* BEGIN Material provided *

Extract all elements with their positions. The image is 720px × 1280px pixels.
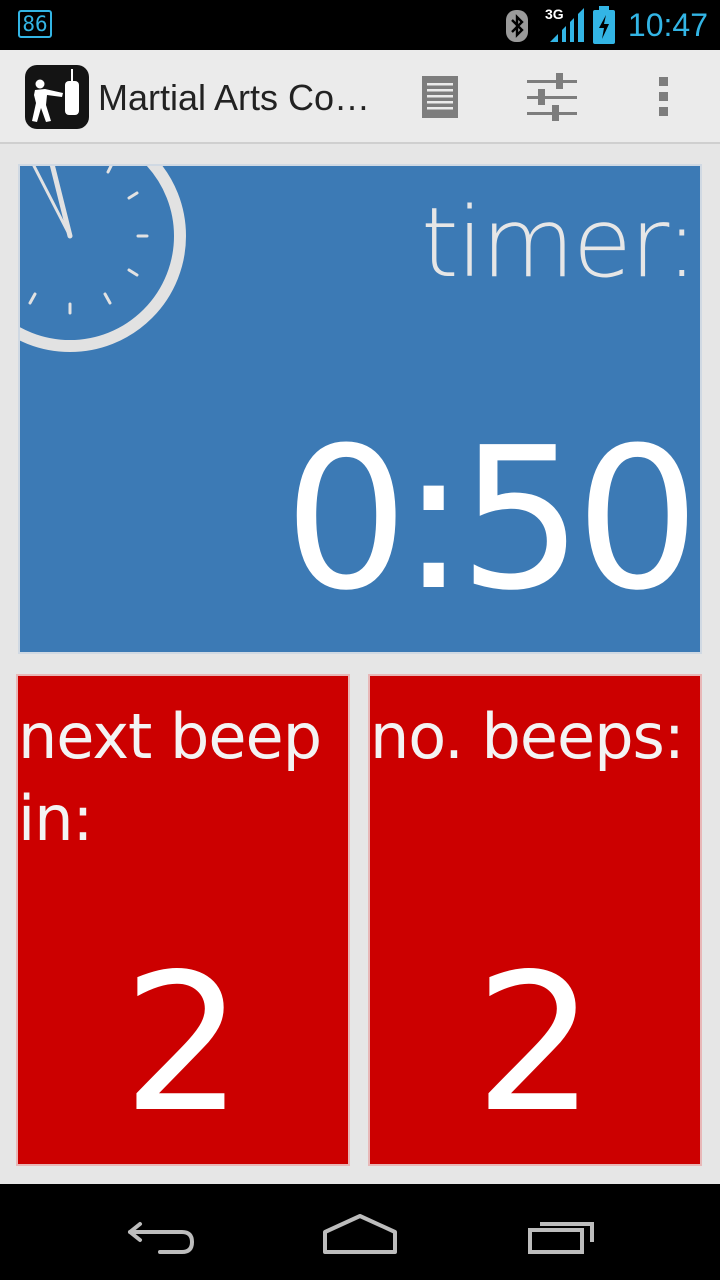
back-icon[interactable] xyxy=(100,1202,220,1262)
timer-value: 0:50 xyxy=(283,406,700,634)
signal-icon xyxy=(550,8,584,42)
timer-tile[interactable]: timer: 0:50 xyxy=(18,164,702,654)
recents-icon[interactable] xyxy=(502,1202,622,1262)
battery-charging-icon xyxy=(593,6,615,44)
status-bar: 86 3G 10:47 xyxy=(0,0,720,50)
sliders-icon[interactable] xyxy=(515,60,589,134)
home-icon[interactable] xyxy=(300,1202,420,1262)
beep-count-tile[interactable]: no. beeps: 2 xyxy=(368,674,702,1166)
app-title: Martial Arts Co… xyxy=(98,77,371,118)
overflow-menu-icon[interactable] xyxy=(627,60,701,134)
status-clock: 10:47 xyxy=(627,7,708,43)
next-beep-tile[interactable]: next beep in: 2 xyxy=(16,674,350,1166)
beep-count-value: 2 xyxy=(474,933,596,1154)
app-logo-icon[interactable] xyxy=(25,65,89,129)
beep-count-label: no. beeps: xyxy=(370,700,685,773)
navigation-bar xyxy=(0,1184,720,1280)
next-beep-value: 2 xyxy=(122,933,244,1154)
stopwatch-icon xyxy=(20,166,186,352)
action-bar: Martial Arts Co… xyxy=(0,50,720,144)
list-icon[interactable] xyxy=(403,60,477,134)
next-beep-label: next beep in: xyxy=(18,700,322,855)
timer-label: timer: xyxy=(420,187,698,299)
notification-badge: 86 xyxy=(18,10,52,38)
bluetooth-icon xyxy=(506,10,528,42)
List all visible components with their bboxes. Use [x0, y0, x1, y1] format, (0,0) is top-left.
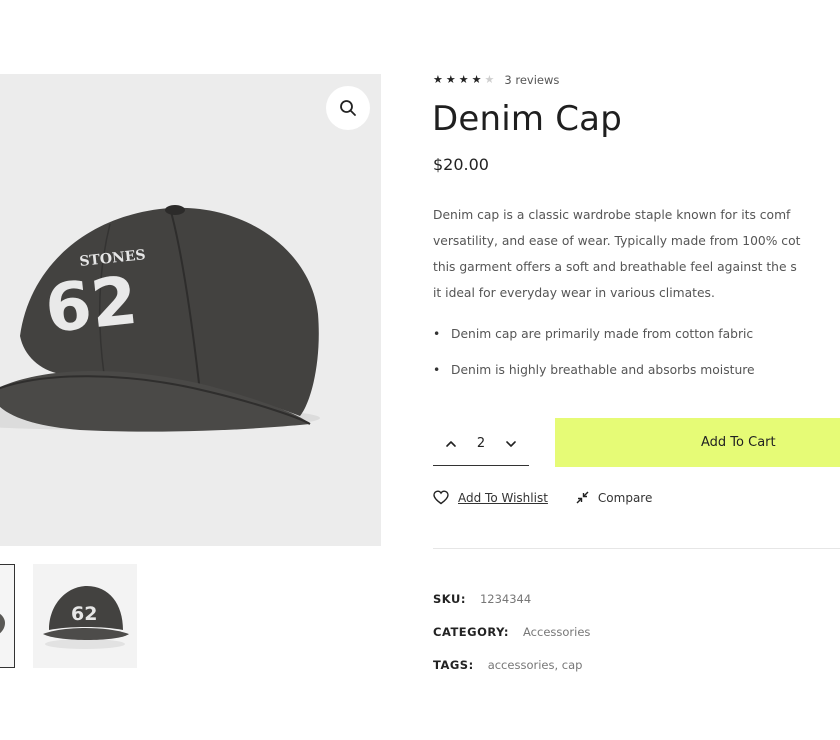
tags-links[interactable]: accessories, cap	[488, 658, 583, 672]
feature-item: Denim is highly breathable and absorbs m…	[433, 358, 755, 394]
product-actions: Add To Wishlist Compare	[433, 490, 652, 505]
thumbnail-2[interactable]: 62	[33, 564, 137, 668]
star-empty-icon: ★	[484, 73, 495, 86]
star-icon: ★	[433, 73, 443, 86]
product-sku: SKU: 1234344	[433, 592, 531, 606]
add-to-cart-button[interactable]: Add To Cart	[555, 418, 840, 467]
cap-thumbnail-image	[0, 614, 5, 634]
product-price: $20.00	[433, 155, 489, 174]
cap-thumbnail-image: 62	[43, 586, 129, 649]
quantity-decrease-button[interactable]	[503, 436, 519, 452]
reviews-count-link[interactable]: 3 reviews	[504, 73, 559, 87]
product-rating: ★ ★ ★ ★ ★ 3 reviews	[433, 73, 559, 87]
wishlist-label: Add To Wishlist	[458, 490, 548, 505]
product-title: Denim Cap	[432, 99, 622, 139]
compare-arrows-icon	[576, 491, 589, 504]
quantity-increase-button[interactable]	[443, 436, 459, 452]
description-line: Denim cap is a classic wardrobe staple k…	[433, 208, 791, 222]
chevron-up-icon	[446, 440, 456, 447]
sku-value: 1234344	[479, 592, 532, 606]
compare-link[interactable]: Compare	[575, 490, 652, 505]
heart-icon	[433, 490, 449, 505]
divider	[433, 548, 840, 549]
category-link[interactable]: Accessories	[523, 625, 590, 639]
category-label: CATEGORY:	[433, 625, 510, 639]
description-line: this garment offers a soft and breathabl…	[433, 260, 797, 274]
sku-label: SKU:	[433, 592, 466, 606]
quantity-stepper: 2	[433, 422, 529, 466]
star-icon: ★	[458, 73, 469, 86]
tags-label: TAGS:	[433, 658, 474, 672]
description-line: versatility, and ease of wear. Typically…	[433, 234, 801, 248]
thumbnail-1[interactable]	[0, 564, 15, 668]
product-main-image: STONES 62	[0, 74, 381, 546]
search-icon	[340, 100, 356, 116]
cap-number-text: 62	[42, 262, 141, 348]
thumbnail-number-text: 62	[71, 603, 97, 625]
quantity-value[interactable]: 2	[477, 436, 485, 451]
product-description: Denim cap is a classic wardrobe staple k…	[433, 202, 840, 306]
product-features: Denim cap are primarily made from cotton…	[433, 322, 755, 394]
star-icon: ★	[471, 73, 482, 86]
star-rating: ★ ★ ★ ★ ★	[433, 73, 494, 87]
product-tags: TAGS: accessories, cap	[433, 658, 582, 672]
feature-item: Denim cap are primarily made from cotton…	[433, 322, 755, 358]
description-line: it ideal for everyday wear in various cl…	[433, 286, 715, 300]
chevron-down-icon	[506, 440, 516, 447]
zoom-button[interactable]	[326, 86, 370, 130]
add-to-wishlist-link[interactable]: Add To Wishlist	[433, 490, 548, 505]
compare-label: Compare	[597, 490, 653, 505]
product-category: CATEGORY: Accessories	[433, 625, 590, 639]
cap-image: STONES 62	[0, 205, 320, 432]
star-icon: ★	[445, 73, 456, 86]
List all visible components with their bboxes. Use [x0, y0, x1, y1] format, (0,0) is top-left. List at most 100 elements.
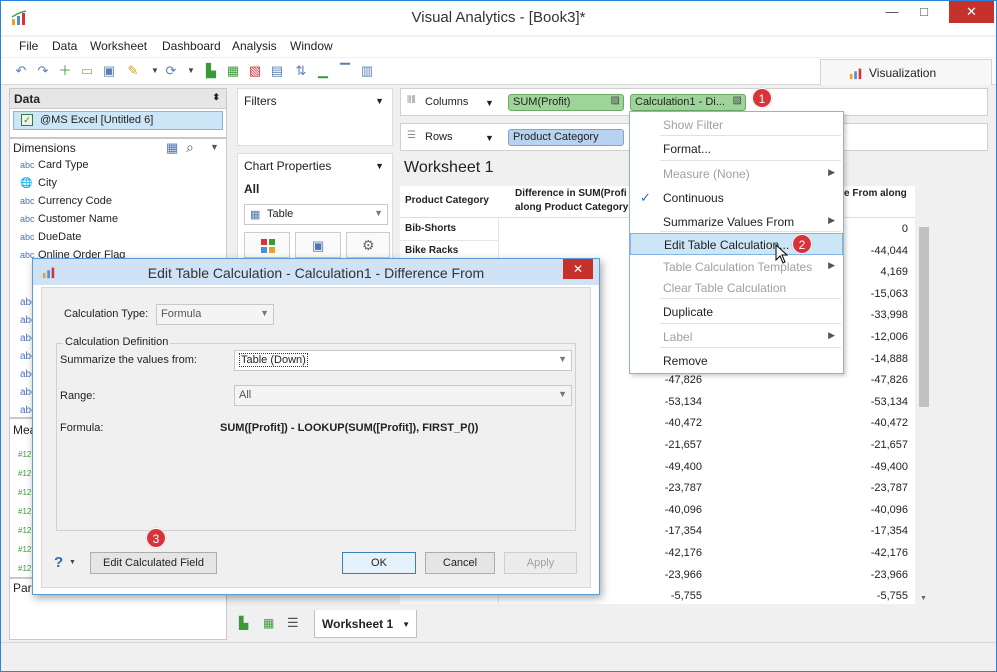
calculation1-pill[interactable]: Calculation1 - Di... ▨ — [630, 94, 746, 111]
product-category-pill[interactable]: Product Category — [508, 129, 624, 146]
filters-shelf[interactable]: Filters ▼ — [237, 88, 393, 146]
maximize-button[interactable]: □ — [910, 1, 938, 23]
rows-dropdown-icon[interactable]: ▼ — [485, 133, 494, 143]
apply-button[interactable]: Apply — [504, 552, 577, 574]
dimension-label: Currency Code — [38, 195, 112, 207]
ok-button[interactable]: OK — [342, 552, 416, 574]
menu-window[interactable]: Window — [290, 39, 333, 53]
context-menu-item[interactable]: Format... — [630, 138, 843, 160]
new-worksheet-icon[interactable]: ▙ — [203, 63, 219, 79]
fit-icon[interactable]: ▥ — [359, 63, 375, 79]
edit-calculated-field-button[interactable]: Edit Calculated Field — [90, 552, 217, 574]
chevron-down-icon: ▼ — [374, 208, 383, 218]
dropdown-icon[interactable]: ▼ — [183, 63, 199, 79]
chart-type-select[interactable]: ▦ Table ▼ — [244, 204, 388, 225]
data-source-item[interactable]: ✓ @MS Excel [Untitled 6] — [13, 111, 223, 130]
context-menu-item[interactable]: Measure (None) ▶ — [630, 163, 843, 185]
context-menu-item[interactable]: Summarize Values From ▶ — [630, 211, 843, 233]
undo-icon[interactable]: ↶ — [13, 63, 29, 79]
help-dropdown-icon[interactable]: ▼ — [69, 559, 76, 566]
sort-ascending-icon[interactable]: ▁ — [315, 63, 331, 79]
sheet-list-icon[interactable]: ☰ — [287, 615, 299, 631]
scrollbar-thumb[interactable] — [919, 227, 929, 407]
columns-icon: ⦀⦀ — [407, 95, 416, 106]
minimize-button[interactable]: — — [878, 1, 906, 23]
swap-icon[interactable]: ⇅ — [293, 63, 309, 79]
dialog-close-button[interactable]: ✕ — [563, 259, 593, 279]
size-mark-button[interactable]: ▣ — [295, 232, 341, 258]
visualization-tab[interactable]: Visualization — [820, 59, 992, 85]
context-menu-label: Clear Table Calculation — [663, 281, 787, 295]
range-select[interactable]: All ▼ — [234, 385, 572, 406]
dimension-item[interactable]: 🌐 City — [20, 177, 57, 195]
context-menu-label: Edit Table Calculation... — [664, 238, 790, 252]
open-folder-icon[interactable]: ▭ — [79, 63, 95, 79]
dimension-item[interactable]: abc Card Type — [20, 159, 89, 177]
submenu-arrow-icon: ▶ — [828, 215, 835, 225]
color-mark-button[interactable] — [244, 232, 290, 258]
context-menu-item[interactable]: Label ▶ — [630, 326, 843, 348]
redo-icon[interactable]: ↷ — [35, 63, 51, 79]
clear-sheet-icon[interactable]: ▧ — [247, 63, 263, 79]
dimension-item[interactable]: abc Currency Code — [20, 195, 112, 213]
sort-arrows-icon[interactable]: ⬍ — [212, 92, 220, 103]
dimension-item[interactable]: abc DueDate — [20, 231, 81, 249]
duplicate-icon[interactable]: ▤ — [269, 63, 285, 79]
refresh-icon[interactable]: ⟳ — [163, 63, 179, 79]
settings-mark-button[interactable]: ⚙ — [346, 232, 390, 258]
step-badge-1: 1 — [752, 88, 772, 108]
context-menu-item[interactable]: Remove — [630, 350, 843, 372]
context-menu-label: Format... — [663, 142, 712, 156]
menu-analysis[interactable]: Analysis — [232, 39, 277, 53]
save-icon[interactable]: ▣ — [101, 63, 117, 79]
rows-label: Rows — [425, 131, 453, 143]
context-menu-item[interactable]: Clear Table Calculation — [630, 277, 843, 299]
context-menu-item[interactable]: Duplicate — [630, 301, 843, 323]
new-icon[interactable]: ＋ — [57, 63, 73, 79]
menu-separator — [660, 160, 841, 161]
formula-value: SUM([Profit]) - LOOKUP(SUM([Profit]), FI… — [220, 422, 479, 434]
sheet-tab-dropdown-icon[interactable]: ▼ — [402, 620, 410, 629]
table-cell-value: -23,787 — [870, 482, 908, 495]
menu-worksheet[interactable]: Worksheet — [90, 39, 147, 53]
sum-profit-pill[interactable]: SUM(Profit) ▨ — [508, 94, 624, 111]
table-cell-value: -23,966 — [870, 568, 908, 581]
table-cell-value: -17,354 — [664, 525, 702, 538]
table-scrollbar[interactable]: ▼ — [917, 213, 931, 604]
calc-type-select[interactable]: Formula ▼ — [156, 304, 274, 325]
dimensions-dropdown-icon[interactable]: ▼ — [210, 142, 219, 152]
menu-data[interactable]: Data — [52, 39, 77, 53]
search-icon[interactable]: ⌕ — [186, 139, 194, 156]
menu-file[interactable]: File — [19, 39, 38, 53]
table-view-icon[interactable]: ▦ — [166, 140, 178, 156]
close-button[interactable]: ✕ — [949, 1, 994, 23]
sum-profit-pill-label: SUM(Profit) — [513, 96, 571, 108]
menu-dashboard[interactable]: Dashboard — [162, 39, 221, 53]
context-menu-item[interactable]: ✓ Continuous — [630, 187, 843, 209]
new-dashboard-icon[interactable]: ▦ — [225, 63, 241, 79]
filters-dropdown-icon[interactable]: ▼ — [375, 96, 384, 106]
dropdown-icon[interactable]: ▼ — [147, 63, 163, 79]
chart-properties-all[interactable]: All — [244, 182, 259, 196]
highlight-icon[interactable]: ✎ — [125, 63, 141, 79]
header-difference-line2: along Product Category — [515, 202, 629, 213]
help-icon[interactable]: ? — [54, 554, 63, 571]
context-menu-item[interactable]: Table Calculation Templates ▶ — [630, 256, 843, 278]
submenu-arrow-icon: ▶ — [828, 167, 835, 177]
dimension-item[interactable]: abc Customer Name — [20, 213, 118, 231]
scroll-down-icon[interactable]: ▼ — [920, 595, 927, 602]
header-difference-from: e From along — [844, 188, 907, 199]
calc-definition-group: Calculation Definition — [56, 336, 576, 531]
worksheet-1-tab[interactable]: Worksheet 1 ▼ — [314, 610, 417, 638]
chart-properties-dropdown-icon[interactable]: ▼ — [375, 161, 384, 171]
context-menu-item[interactable]: Show Filter — [630, 114, 843, 136]
dimension-label: Card Type — [38, 159, 89, 171]
summarize-select[interactable]: Table (Down) ▼ — [234, 350, 572, 371]
new-dashboard-tab-icon[interactable]: ▦ — [263, 616, 274, 630]
string-type-icon: abc — [20, 196, 35, 206]
cancel-button[interactable]: Cancel — [425, 552, 495, 574]
columns-dropdown-icon[interactable]: ▼ — [485, 98, 494, 108]
new-worksheet-tab-icon[interactable]: ▙ — [239, 616, 248, 630]
sort-descending-icon[interactable]: ▔ — [337, 63, 353, 79]
dialog-title: Edit Table Calculation - Calculation1 - … — [147, 265, 485, 281]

* END Material provided *

Given task => Update the stretch from the line containing "calculation1-pill[interactable]: Calculation1 - Di..." through the line containing "rows-dropdown-icon[interactable]: ▼ —" by replacing "Product Category" with "Customer Segment", leaving everything else in those lines unchanged.

Written response =>
calculation1-pill[interactable]: Calculation1 - Di... ▨ — [630, 94, 746, 111]
product-category-pill[interactable]: Customer Segment — [508, 129, 624, 146]
filters-shelf[interactable]: Filters ▼ — [237, 88, 393, 146]
maximize-button[interactable]: □ — [910, 1, 938, 23]
rows-dropdown-icon[interactable]: ▼ — [485, 133, 494, 143]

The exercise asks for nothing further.